§ **Data provided**
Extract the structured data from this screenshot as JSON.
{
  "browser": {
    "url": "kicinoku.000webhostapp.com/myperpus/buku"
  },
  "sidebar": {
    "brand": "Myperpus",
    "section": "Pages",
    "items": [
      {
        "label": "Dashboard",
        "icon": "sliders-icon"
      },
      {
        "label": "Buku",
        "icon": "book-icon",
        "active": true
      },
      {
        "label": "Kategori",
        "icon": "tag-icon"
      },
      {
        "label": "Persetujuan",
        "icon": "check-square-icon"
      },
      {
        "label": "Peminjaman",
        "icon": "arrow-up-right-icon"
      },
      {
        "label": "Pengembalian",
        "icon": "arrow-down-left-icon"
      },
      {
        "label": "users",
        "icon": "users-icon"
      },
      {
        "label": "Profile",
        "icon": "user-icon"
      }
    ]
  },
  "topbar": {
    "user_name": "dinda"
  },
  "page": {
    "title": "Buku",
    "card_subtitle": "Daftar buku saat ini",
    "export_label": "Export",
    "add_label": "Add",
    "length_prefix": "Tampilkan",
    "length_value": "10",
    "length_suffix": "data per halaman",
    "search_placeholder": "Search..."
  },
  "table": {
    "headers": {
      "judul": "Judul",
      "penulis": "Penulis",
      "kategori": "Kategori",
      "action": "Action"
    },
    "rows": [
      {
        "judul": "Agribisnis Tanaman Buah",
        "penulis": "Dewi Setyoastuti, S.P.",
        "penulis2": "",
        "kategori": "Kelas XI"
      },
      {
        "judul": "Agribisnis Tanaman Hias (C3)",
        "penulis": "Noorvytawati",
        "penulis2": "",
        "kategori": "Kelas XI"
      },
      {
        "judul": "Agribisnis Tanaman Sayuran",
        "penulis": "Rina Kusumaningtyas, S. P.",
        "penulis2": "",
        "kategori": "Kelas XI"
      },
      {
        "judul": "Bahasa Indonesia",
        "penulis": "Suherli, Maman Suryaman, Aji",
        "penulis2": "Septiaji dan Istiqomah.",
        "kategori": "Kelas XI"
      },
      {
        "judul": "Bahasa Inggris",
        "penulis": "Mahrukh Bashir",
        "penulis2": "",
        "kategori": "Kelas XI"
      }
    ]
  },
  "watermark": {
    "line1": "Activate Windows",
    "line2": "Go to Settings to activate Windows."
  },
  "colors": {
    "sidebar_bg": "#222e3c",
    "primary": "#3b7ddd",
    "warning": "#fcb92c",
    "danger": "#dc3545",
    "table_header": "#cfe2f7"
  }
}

§ **What you should do**
Pick out the lines that contain "arrow" and copy them.

§ **Answer to this problem**
        "icon": "arrow-up-right-icon"
        "icon": "arrow-down-left-icon"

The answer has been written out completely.